Given data:
────

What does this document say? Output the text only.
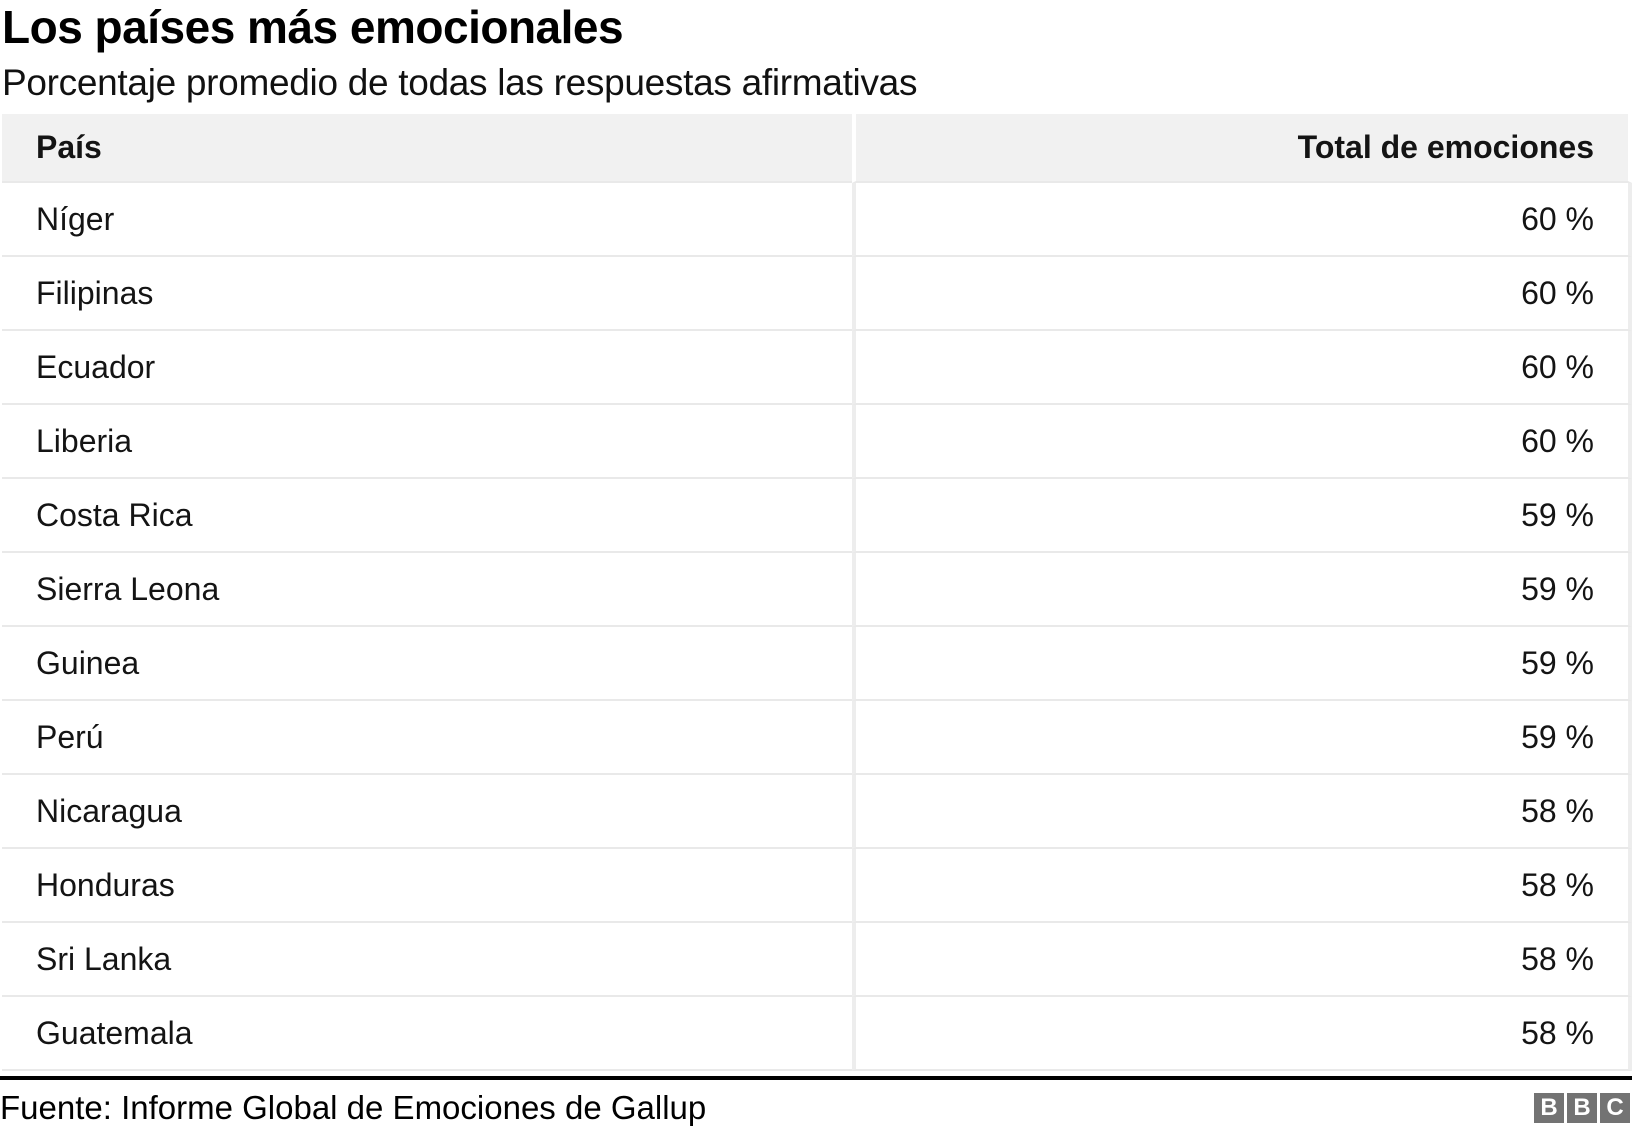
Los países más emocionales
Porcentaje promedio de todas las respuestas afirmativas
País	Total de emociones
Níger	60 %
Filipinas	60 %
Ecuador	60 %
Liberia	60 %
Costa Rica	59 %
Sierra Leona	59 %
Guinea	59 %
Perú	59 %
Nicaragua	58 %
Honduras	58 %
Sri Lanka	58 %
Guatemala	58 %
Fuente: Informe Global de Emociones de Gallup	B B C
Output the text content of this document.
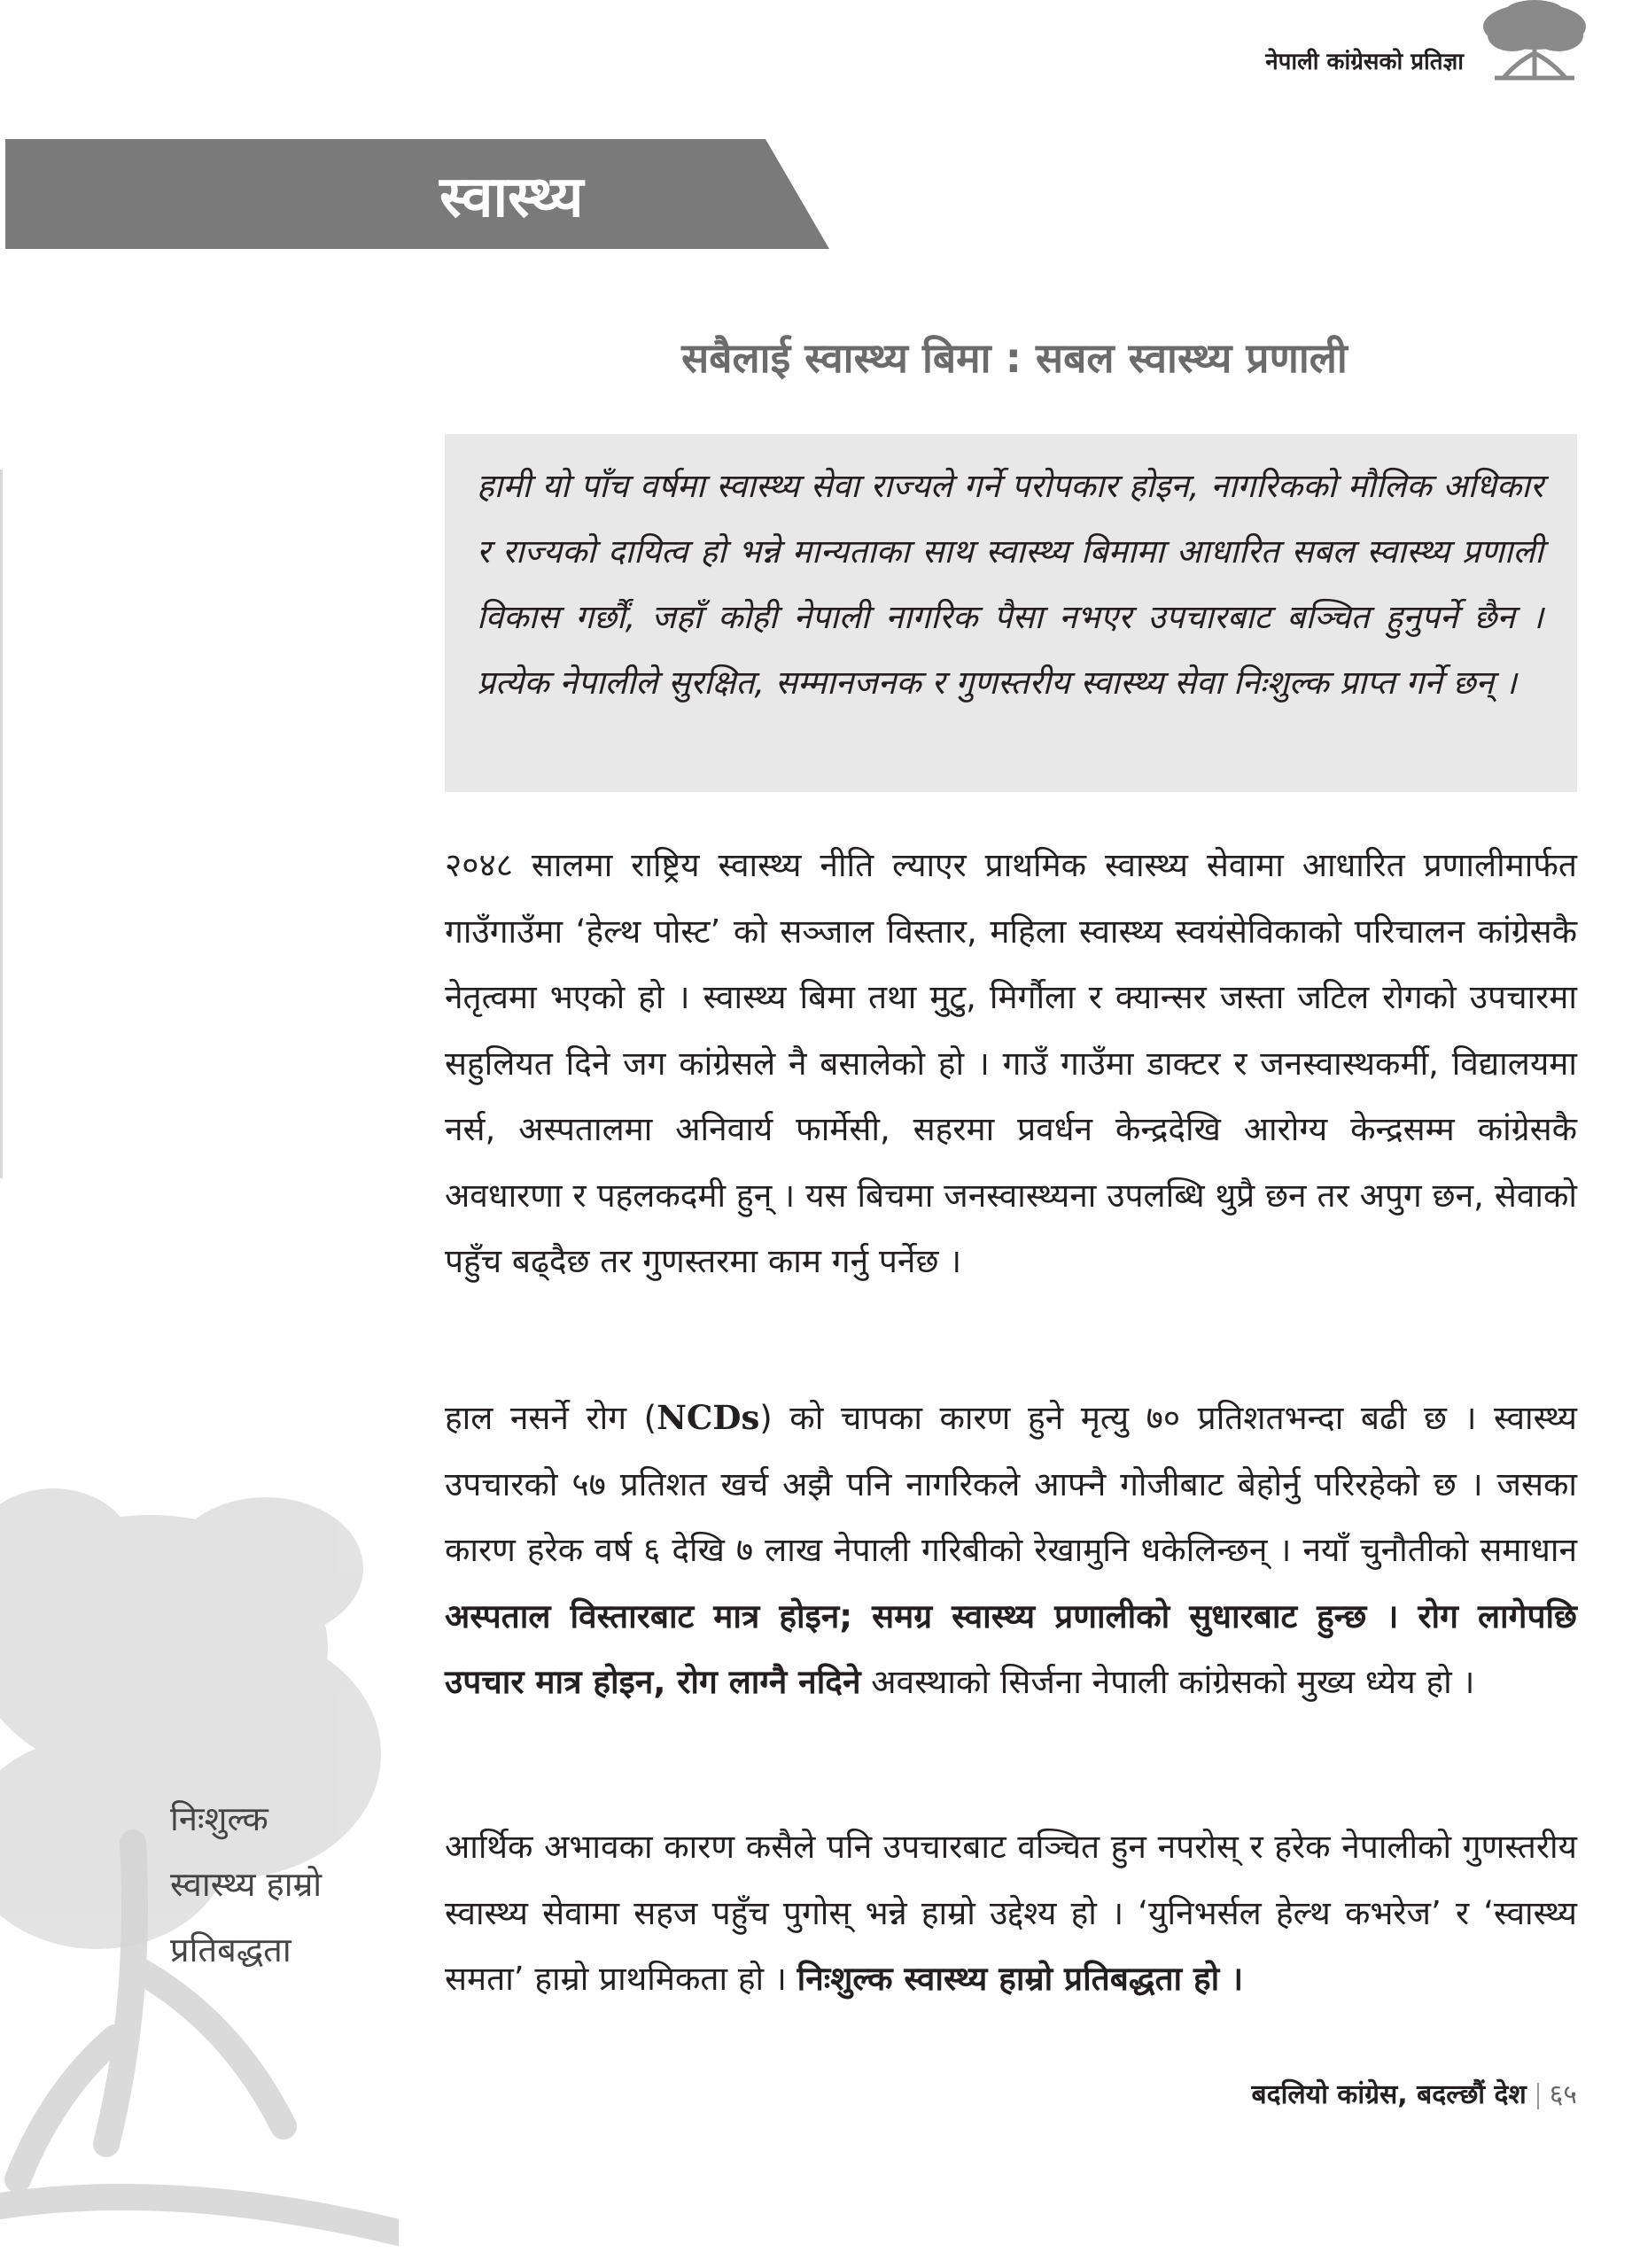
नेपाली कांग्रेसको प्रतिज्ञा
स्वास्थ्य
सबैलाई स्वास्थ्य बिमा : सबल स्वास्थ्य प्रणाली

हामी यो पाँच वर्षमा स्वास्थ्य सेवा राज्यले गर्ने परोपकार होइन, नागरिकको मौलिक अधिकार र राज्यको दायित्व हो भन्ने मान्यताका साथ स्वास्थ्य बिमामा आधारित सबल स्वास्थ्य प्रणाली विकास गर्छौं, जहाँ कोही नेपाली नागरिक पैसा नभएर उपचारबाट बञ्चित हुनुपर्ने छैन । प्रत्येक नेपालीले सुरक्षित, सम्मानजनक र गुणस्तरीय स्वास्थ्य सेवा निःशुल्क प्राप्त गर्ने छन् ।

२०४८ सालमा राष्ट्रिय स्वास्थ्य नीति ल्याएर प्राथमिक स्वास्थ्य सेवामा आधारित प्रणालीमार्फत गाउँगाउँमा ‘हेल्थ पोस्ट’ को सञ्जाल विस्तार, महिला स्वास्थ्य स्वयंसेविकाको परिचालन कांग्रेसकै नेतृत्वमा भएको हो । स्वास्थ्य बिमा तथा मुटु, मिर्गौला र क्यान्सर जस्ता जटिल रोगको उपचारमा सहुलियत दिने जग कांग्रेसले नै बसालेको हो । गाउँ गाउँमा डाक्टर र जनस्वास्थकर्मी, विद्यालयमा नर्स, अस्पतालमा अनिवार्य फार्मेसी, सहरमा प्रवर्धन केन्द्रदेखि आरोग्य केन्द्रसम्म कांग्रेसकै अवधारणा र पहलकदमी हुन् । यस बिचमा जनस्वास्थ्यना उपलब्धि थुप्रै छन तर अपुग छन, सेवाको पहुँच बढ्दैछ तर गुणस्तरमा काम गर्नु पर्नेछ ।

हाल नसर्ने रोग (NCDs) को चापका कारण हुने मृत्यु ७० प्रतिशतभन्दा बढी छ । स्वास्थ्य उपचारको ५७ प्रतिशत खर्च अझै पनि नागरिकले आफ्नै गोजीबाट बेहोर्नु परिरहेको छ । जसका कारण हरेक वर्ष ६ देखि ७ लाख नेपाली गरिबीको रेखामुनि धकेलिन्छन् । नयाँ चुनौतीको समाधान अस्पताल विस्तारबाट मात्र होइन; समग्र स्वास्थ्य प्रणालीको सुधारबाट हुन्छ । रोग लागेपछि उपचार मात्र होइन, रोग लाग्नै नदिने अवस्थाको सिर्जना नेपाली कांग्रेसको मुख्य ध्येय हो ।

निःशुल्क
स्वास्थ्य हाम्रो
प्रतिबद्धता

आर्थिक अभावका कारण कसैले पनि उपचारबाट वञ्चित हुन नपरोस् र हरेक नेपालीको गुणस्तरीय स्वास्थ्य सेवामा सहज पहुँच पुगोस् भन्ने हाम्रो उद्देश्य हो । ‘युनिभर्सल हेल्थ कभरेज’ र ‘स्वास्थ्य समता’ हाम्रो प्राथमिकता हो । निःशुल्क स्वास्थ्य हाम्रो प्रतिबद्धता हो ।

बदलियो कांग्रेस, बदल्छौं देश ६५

────

What the exercise asks: Would you set down the listing exactly, omitting pictures?

Solution for this problem:
What does this document say? Output the text only.
Los países más emocionales
Porcentaje promedio de todas las respuestas afirmativas
País	Total de emociones
Níger	60 %
Filipinas	60 %
Ecuador	60 %
Liberia	60 %
Costa Rica	59 %
Sierra Leona	59 %
Guinea	59 %
Perú	59 %
Nicaragua	58 %
Honduras	58 %
Sri Lanka	58 %
Guatemala	58 %
Fuente: Informe Global de Emociones de Gallup	B B C
Output the text content of this document.
नेपाली कांग्रेसको प्रतिज्ञा
स्वास्थ्य
सबैलाई स्वास्थ्य बिमा : सबल स्वास्थ्य प्रणाली

हामी यो पाँच वर्षमा स्वास्थ्य सेवा राज्यले गर्ने परोपकार होइन, नागरिकको मौलिक अधिकार र राज्यको दायित्व हो भन्ने मान्यताका साथ स्वास्थ्य बिमामा आधारित सबल स्वास्थ्य प्रणाली विकास गर्छौं, जहाँ कोही नेपाली नागरिक पैसा नभएर उपचारबाट बञ्चित हुनुपर्ने छैन । प्रत्येक नेपालीले सुरक्षित, सम्मानजनक र गुणस्तरीय स्वास्थ्य सेवा निःशुल्क प्राप्त गर्ने छन् ।

२०४८ सालमा राष्ट्रिय स्वास्थ्य नीति ल्याएर प्राथमिक स्वास्थ्य सेवामा आधारित प्रणालीमार्फत गाउँगाउँमा ‘हेल्थ पोस्ट’ को सञ्जाल विस्तार, महिला स्वास्थ्य स्वयंसेविकाको परिचालन कांग्रेसकै नेतृत्वमा भएको हो । स्वास्थ्य बिमा तथा मुटु, मिर्गौला र क्यान्सर जस्ता जटिल रोगको उपचारमा सहुलियत दिने जग कांग्रेसले नै बसालेको हो । गाउँ गाउँमा डाक्टर र जनस्वास्थकर्मी, विद्यालयमा नर्स, अस्पतालमा अनिवार्य फार्मेसी, सहरमा प्रवर्धन केन्द्रदेखि आरोग्य केन्द्रसम्म कांग्रेसकै अवधारणा र पहलकदमी हुन् । यस बिचमा जनस्वास्थ्यना उपलब्धि थुप्रै छन तर अपुग छन, सेवाको पहुँच बढ्दैछ तर गुणस्तरमा काम गर्नु पर्नेछ ।

हाल नसर्ने रोग (NCDs) को चापका कारण हुने मृत्यु ७० प्रतिशतभन्दा बढी छ । स्वास्थ्य उपचारको ५७ प्रतिशत खर्च अझै पनि नागरिकले आफ्नै गोजीबाट बेहोर्नु परिरहेको छ । जसका कारण हरेक वर्ष ६ देखि ७ लाख नेपाली गरिबीको रेखामुनि धकेलिन्छन् । नयाँ चुनौतीको समाधान अस्पताल विस्तारबाट मात्र होइन; समग्र स्वास्थ्य प्रणालीको सुधारबाट हुन्छ । रोग लागेपछि उपचार मात्र होइन, रोग लाग्नै नदिने अवस्थाको सिर्जना नेपाली कांग्रेसको मुख्य ध्येय हो ।

निःशुल्क
स्वास्थ्य हाम्रो
प्रतिबद्धता

आर्थिक अभावका कारण कसैले पनि उपचारबाट वञ्चित हुन नपरोस् र हरेक नेपालीको गुणस्तरीय स्वास्थ्य सेवामा सहज पहुँच पुगोस् भन्ने हाम्रो उद्देश्य हो । ‘युनिभर्सल हेल्थ कभरेज’ र ‘स्वास्थ्य समता’ हाम्रो प्राथमिकता हो । निःशुल्क स्वास्थ्य हाम्रो प्रतिबद्धता हो ।

बदलियो कांग्रेस, बदल्छौं देश ६५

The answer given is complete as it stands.